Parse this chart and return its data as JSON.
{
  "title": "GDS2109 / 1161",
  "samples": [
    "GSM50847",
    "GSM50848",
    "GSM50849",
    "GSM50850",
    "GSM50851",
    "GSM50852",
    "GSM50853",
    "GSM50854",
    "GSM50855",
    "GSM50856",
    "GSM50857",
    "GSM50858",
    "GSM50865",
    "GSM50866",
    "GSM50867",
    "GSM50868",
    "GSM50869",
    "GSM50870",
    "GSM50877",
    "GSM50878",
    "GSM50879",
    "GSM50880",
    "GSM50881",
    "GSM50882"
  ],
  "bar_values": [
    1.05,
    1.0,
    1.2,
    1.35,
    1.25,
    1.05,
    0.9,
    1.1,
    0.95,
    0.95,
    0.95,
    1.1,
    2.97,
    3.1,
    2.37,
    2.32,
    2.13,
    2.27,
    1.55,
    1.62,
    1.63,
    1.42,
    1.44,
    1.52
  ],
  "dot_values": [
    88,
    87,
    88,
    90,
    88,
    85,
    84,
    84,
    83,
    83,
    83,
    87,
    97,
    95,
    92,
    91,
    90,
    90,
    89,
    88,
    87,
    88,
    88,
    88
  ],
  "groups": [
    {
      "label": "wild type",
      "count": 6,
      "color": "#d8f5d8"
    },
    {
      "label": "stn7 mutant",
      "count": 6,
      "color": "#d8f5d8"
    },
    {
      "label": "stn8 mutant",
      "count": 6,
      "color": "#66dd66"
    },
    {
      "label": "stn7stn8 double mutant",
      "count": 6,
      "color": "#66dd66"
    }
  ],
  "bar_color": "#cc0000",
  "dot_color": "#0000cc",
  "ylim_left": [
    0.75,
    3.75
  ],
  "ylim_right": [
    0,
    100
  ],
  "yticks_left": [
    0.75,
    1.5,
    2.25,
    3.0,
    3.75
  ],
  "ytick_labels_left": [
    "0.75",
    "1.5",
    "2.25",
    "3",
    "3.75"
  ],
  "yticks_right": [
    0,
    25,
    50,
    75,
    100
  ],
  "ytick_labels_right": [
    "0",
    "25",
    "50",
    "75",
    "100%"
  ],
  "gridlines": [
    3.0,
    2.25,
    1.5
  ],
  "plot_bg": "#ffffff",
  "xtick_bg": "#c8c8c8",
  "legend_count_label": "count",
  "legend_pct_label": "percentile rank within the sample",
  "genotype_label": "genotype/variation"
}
-------------------------
INSTRUCTIONS FOR THE TASK – Write out all the data again, exactly as it appears.

EXERCISE SOLUTION –
Parse this chart and return its data as JSON.
{
  "title": "GDS2109 / 1161",
  "samples": [
    "GSM50847",
    "GSM50848",
    "GSM50849",
    "GSM50850",
    "GSM50851",
    "GSM50852",
    "GSM50853",
    "GSM50854",
    "GSM50855",
    "GSM50856",
    "GSM50857",
    "GSM50858",
    "GSM50865",
    "GSM50866",
    "GSM50867",
    "GSM50868",
    "GSM50869",
    "GSM50870",
    "GSM50877",
    "GSM50878",
    "GSM50879",
    "GSM50880",
    "GSM50881",
    "GSM50882"
  ],
  "bar_values": [
    1.05,
    1.0,
    1.2,
    1.35,
    1.25,
    1.05,
    0.9,
    1.1,
    0.95,
    0.95,
    0.95,
    1.1,
    2.97,
    3.1,
    2.37,
    2.32,
    2.13,
    2.27,
    1.55,
    1.62,
    1.63,
    1.42,
    1.44,
    1.52
  ],
  "dot_values": [
    88,
    87,
    88,
    90,
    88,
    85,
    84,
    84,
    83,
    83,
    83,
    87,
    97,
    95,
    92,
    91,
    90,
    90,
    89,
    88,
    87,
    88,
    88,
    88
  ],
  "groups": [
    {
      "label": "wild type",
      "count": 6,
      "color": "#d8f5d8"
    },
    {
      "label": "stn7 mutant",
      "count": 6,
      "color": "#d8f5d8"
    },
    {
      "label": "stn8 mutant",
      "count": 6,
      "color": "#66dd66"
    },
    {
      "label": "stn7stn8 double mutant",
      "count": 6,
      "color": "#66dd66"
    }
  ],
  "bar_color": "#cc0000",
  "dot_color": "#0000cc",
  "ylim_left": [
    0.75,
    3.75
  ],
  "ylim_right": [
    0,
    100
  ],
  "yticks_left": [
    0.75,
    1.5,
    2.25,
    3.0,
    3.75
  ],
  "ytick_labels_left": [
    "0.75",
    "1.5",
    "2.25",
    "3",
    "3.75"
  ],
  "yticks_right": [
    0,
    25,
    50,
    75,
    100
  ],
  "ytick_labels_right": [
    "0",
    "25",
    "50",
    "75",
    "100%"
  ],
  "gridlines": [
    3.0,
    2.25,
    1.5
  ],
  "plot_bg": "#ffffff",
  "xtick_bg": "#c8c8c8",
  "legend_count_label": "count",
  "legend_pct_label": "percentile rank within the sample",
  "genotype_label": "genotype/variation"
}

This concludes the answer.